Gather each line in the entries that includes the string "location".

(Dataset rows about figures)
# # # # # # #
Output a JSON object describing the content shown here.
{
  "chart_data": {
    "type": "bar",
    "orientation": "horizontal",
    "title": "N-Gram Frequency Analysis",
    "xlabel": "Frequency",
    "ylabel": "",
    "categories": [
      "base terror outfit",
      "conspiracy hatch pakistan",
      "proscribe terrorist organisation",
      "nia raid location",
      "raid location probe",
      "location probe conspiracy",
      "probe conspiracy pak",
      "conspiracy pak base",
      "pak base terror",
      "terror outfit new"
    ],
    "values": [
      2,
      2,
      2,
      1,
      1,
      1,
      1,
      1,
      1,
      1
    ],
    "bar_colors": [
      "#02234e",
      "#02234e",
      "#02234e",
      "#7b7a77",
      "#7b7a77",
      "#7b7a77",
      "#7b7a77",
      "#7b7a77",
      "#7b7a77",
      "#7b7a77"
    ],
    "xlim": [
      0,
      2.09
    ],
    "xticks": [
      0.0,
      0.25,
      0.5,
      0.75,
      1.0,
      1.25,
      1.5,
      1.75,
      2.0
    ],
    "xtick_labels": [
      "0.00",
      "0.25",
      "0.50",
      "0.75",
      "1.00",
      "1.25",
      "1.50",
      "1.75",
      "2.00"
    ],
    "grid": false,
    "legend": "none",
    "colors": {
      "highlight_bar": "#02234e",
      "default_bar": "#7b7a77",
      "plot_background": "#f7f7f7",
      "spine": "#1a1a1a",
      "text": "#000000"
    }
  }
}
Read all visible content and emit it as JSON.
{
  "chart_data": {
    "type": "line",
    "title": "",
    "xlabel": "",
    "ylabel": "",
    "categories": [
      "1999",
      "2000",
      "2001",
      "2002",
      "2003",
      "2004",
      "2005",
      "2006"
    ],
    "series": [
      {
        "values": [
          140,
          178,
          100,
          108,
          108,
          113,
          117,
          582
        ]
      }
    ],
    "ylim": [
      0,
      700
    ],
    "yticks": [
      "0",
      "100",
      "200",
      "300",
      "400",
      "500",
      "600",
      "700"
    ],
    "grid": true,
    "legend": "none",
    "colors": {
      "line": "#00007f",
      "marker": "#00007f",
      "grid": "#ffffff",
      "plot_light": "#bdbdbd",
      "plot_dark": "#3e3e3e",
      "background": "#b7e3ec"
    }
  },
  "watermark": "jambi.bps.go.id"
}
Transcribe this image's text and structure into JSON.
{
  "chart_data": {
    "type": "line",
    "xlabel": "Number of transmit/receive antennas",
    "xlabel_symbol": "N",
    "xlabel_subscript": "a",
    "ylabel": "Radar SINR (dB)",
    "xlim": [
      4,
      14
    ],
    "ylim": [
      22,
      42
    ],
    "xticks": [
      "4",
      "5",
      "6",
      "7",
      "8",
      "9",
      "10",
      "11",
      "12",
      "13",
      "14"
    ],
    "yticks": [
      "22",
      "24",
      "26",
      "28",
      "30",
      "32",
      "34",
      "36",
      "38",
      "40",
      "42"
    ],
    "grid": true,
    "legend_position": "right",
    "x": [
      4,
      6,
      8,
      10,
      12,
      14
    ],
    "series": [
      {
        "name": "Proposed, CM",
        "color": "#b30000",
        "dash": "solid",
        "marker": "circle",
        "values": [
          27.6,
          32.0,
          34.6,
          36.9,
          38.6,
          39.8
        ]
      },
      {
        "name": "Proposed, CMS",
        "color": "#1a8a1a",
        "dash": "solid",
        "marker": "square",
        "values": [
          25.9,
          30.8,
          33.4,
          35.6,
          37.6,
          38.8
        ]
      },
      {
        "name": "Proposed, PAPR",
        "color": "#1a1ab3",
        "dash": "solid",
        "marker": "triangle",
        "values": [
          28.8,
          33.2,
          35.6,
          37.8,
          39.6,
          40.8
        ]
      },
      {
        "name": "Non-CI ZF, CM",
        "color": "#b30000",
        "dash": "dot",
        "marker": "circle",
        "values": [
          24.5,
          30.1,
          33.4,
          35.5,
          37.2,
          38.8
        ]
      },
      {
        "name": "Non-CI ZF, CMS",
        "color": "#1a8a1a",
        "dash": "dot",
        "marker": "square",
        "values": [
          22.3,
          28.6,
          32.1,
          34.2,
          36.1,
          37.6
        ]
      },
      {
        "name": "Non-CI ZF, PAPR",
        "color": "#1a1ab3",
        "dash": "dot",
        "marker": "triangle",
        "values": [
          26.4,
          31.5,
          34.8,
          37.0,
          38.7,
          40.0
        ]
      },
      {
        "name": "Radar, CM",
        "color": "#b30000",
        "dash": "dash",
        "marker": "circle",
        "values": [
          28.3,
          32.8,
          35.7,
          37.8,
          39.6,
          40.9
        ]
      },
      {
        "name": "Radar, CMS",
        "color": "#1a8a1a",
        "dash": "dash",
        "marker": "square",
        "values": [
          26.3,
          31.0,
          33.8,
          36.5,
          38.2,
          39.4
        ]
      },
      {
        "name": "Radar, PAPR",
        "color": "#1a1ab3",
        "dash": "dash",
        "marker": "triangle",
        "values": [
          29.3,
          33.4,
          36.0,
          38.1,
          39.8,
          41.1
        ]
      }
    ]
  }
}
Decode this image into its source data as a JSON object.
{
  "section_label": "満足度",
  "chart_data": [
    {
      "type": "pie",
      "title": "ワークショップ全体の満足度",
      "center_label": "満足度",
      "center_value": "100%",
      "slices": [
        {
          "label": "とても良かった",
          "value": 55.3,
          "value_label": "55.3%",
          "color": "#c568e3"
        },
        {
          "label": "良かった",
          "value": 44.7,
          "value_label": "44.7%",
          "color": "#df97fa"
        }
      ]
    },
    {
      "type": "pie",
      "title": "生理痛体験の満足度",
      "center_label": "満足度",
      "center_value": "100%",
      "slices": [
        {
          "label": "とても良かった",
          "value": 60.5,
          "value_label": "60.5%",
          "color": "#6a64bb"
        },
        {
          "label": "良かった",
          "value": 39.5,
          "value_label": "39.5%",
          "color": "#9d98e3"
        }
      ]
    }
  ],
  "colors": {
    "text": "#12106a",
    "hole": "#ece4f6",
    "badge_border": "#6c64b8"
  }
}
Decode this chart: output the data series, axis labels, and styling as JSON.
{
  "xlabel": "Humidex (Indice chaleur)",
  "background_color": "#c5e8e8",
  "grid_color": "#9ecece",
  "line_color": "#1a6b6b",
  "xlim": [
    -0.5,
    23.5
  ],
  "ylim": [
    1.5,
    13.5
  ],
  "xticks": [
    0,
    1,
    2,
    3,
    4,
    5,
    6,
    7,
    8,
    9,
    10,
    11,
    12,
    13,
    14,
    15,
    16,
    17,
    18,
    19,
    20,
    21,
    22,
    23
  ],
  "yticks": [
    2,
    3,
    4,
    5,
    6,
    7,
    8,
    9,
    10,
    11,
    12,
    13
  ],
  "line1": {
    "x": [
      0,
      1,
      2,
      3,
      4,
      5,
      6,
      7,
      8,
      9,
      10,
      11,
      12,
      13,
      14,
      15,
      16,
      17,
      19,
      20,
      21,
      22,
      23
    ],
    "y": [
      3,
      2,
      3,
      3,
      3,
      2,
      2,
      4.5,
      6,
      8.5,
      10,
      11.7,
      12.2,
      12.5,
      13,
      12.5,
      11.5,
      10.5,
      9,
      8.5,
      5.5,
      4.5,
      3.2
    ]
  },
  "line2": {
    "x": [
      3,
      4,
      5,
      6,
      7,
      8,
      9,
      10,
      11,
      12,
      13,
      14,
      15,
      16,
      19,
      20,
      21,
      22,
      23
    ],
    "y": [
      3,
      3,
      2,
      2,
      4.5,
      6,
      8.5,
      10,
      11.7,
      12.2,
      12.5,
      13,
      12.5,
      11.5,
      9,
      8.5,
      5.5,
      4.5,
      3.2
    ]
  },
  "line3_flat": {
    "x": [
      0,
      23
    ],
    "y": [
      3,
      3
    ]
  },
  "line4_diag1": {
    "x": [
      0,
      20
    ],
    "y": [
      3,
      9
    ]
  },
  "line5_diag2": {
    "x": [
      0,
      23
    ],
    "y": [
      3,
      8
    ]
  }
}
# # # # # # #
Solution to the problem -
      "nia raid location",
      "raid location probe",
      "location probe conspiracy",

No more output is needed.